— begin —

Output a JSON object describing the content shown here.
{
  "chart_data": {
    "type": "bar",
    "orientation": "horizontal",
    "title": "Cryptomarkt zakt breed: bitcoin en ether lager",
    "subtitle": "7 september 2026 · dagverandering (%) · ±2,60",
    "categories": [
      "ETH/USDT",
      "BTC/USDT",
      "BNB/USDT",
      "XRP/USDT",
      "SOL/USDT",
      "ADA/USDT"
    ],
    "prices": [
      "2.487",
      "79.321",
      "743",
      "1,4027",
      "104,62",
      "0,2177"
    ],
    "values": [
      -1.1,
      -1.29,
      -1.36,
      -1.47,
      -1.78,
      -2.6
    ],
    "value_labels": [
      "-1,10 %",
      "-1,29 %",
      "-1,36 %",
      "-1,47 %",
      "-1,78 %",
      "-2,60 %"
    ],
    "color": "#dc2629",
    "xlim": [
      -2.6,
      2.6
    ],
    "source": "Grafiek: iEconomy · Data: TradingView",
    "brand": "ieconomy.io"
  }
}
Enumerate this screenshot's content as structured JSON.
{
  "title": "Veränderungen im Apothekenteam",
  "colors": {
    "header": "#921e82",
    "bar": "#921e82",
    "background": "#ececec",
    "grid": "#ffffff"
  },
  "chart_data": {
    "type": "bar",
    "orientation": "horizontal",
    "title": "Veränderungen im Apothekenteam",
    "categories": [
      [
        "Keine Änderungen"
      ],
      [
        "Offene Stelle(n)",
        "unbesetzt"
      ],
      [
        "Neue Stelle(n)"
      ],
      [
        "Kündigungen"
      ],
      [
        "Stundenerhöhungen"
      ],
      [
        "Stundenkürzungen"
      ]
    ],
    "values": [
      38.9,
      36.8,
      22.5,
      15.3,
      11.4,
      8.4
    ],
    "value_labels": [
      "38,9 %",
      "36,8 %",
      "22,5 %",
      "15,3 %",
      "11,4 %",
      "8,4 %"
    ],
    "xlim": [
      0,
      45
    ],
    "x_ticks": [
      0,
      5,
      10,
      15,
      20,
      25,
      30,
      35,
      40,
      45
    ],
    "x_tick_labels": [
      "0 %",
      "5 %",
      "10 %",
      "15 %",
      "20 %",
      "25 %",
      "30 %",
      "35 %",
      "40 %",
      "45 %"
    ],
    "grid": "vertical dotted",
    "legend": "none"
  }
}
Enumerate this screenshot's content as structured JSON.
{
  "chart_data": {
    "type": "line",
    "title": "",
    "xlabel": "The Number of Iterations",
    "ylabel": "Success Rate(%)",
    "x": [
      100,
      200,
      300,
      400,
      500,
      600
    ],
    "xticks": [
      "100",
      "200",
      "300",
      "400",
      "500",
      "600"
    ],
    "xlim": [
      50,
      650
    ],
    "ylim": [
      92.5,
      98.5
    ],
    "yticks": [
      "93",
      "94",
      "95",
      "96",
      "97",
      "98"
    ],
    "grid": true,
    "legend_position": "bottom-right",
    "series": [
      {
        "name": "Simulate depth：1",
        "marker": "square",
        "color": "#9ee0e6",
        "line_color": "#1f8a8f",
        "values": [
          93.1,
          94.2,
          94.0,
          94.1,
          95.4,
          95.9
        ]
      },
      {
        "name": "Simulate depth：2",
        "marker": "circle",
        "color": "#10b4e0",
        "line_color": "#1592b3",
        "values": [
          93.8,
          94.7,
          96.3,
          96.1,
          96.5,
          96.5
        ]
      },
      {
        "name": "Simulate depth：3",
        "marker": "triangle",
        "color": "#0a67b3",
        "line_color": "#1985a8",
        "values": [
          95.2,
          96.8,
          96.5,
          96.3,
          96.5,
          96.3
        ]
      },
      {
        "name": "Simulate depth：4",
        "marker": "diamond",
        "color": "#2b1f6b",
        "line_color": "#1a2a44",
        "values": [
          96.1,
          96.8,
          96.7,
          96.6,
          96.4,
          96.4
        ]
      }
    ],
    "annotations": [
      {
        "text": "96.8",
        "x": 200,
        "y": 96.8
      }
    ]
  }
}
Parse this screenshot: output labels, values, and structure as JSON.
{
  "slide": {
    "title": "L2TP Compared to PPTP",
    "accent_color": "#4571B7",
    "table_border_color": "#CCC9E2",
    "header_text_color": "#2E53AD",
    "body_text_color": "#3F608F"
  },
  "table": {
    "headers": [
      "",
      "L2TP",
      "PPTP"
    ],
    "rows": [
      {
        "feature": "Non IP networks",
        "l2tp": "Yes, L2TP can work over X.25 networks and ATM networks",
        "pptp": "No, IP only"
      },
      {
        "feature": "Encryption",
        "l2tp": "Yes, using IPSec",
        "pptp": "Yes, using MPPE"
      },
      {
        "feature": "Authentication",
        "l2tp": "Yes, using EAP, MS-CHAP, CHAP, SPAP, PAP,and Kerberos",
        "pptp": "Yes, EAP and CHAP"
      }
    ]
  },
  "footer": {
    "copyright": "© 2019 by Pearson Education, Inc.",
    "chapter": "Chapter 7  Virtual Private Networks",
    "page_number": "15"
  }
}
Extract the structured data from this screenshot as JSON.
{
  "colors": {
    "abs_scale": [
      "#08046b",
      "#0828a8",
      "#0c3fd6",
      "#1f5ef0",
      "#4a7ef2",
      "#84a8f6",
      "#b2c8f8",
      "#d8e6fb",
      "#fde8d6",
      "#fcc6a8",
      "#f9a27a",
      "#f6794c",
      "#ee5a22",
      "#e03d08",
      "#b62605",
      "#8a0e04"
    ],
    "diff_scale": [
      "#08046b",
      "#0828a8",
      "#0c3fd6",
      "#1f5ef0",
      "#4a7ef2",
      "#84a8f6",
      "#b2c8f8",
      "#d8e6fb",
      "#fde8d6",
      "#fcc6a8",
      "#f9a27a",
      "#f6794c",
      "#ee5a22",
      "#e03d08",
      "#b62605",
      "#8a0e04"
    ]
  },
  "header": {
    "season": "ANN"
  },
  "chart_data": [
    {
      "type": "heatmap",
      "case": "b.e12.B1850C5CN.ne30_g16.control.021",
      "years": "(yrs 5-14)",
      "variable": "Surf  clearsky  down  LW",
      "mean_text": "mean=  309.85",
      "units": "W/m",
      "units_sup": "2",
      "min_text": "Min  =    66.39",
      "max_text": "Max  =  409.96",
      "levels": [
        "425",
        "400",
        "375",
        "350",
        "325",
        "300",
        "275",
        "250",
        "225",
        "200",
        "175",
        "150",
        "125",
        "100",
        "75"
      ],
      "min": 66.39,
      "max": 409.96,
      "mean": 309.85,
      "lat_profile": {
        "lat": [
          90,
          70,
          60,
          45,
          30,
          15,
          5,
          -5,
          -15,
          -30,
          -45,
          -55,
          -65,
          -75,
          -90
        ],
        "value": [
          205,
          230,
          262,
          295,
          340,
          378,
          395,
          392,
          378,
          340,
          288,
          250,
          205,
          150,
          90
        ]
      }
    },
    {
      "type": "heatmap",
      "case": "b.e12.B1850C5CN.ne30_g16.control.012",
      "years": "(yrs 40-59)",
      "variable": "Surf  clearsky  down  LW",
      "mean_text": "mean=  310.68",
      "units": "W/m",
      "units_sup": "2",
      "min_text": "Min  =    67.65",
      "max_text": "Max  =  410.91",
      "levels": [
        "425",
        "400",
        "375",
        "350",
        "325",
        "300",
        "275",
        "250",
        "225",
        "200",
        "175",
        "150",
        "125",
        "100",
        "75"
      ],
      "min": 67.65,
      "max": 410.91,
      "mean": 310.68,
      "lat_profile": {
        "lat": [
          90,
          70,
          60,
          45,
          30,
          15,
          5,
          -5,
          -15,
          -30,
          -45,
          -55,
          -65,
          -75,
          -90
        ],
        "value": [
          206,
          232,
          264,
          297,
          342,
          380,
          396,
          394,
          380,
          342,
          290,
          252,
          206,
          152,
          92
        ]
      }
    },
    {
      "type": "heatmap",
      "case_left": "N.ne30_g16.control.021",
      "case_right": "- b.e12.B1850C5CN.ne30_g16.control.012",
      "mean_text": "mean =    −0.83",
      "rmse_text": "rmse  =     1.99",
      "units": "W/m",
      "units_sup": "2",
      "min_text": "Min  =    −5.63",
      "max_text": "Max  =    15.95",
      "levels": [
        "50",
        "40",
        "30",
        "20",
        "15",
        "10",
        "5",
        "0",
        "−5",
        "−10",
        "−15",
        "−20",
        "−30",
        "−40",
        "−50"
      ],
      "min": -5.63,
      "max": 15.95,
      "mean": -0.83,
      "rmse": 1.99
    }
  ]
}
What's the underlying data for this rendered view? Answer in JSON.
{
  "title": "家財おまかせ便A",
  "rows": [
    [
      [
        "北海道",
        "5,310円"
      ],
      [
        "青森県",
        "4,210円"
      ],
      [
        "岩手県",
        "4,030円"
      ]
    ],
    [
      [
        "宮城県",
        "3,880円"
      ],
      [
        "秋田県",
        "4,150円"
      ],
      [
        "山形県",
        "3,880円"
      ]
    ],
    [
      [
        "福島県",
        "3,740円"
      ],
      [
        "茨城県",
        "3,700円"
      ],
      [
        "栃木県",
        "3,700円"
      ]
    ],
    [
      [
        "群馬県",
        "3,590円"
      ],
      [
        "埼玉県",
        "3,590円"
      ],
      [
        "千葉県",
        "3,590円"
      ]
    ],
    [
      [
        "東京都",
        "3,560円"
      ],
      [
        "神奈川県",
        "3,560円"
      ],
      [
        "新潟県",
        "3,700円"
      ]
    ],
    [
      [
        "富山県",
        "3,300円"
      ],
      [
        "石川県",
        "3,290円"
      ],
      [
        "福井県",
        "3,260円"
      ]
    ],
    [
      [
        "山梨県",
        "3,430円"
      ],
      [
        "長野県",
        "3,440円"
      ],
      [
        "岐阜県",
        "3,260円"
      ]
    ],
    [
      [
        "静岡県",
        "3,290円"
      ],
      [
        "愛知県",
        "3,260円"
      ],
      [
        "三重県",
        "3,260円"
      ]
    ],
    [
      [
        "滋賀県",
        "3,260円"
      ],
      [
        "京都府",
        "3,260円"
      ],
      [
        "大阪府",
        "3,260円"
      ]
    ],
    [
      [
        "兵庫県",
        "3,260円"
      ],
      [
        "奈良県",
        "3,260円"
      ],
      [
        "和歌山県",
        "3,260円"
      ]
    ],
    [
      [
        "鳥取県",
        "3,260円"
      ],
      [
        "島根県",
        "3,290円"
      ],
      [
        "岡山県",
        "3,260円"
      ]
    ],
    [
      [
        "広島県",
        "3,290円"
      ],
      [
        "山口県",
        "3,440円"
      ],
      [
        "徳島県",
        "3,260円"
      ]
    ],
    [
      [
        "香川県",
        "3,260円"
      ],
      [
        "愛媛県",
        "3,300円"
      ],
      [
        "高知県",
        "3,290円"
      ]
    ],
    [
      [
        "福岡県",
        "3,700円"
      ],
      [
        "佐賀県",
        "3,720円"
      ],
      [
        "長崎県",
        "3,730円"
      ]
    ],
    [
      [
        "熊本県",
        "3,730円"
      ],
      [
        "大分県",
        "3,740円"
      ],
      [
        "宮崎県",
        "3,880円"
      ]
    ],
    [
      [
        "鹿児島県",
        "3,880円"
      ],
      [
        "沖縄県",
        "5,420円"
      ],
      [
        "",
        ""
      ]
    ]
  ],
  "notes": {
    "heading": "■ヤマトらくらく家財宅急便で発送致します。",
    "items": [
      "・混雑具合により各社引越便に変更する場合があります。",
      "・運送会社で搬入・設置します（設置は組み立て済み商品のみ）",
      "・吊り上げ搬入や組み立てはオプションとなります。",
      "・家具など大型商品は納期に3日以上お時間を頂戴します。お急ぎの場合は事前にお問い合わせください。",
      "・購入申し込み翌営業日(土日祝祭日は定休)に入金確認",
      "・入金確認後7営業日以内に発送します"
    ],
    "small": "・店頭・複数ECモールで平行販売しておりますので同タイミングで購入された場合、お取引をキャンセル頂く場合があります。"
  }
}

— end —

* **Required task**
Answer with one number: how many lines of the entries above include the word "JSON".

* **Expected output**
6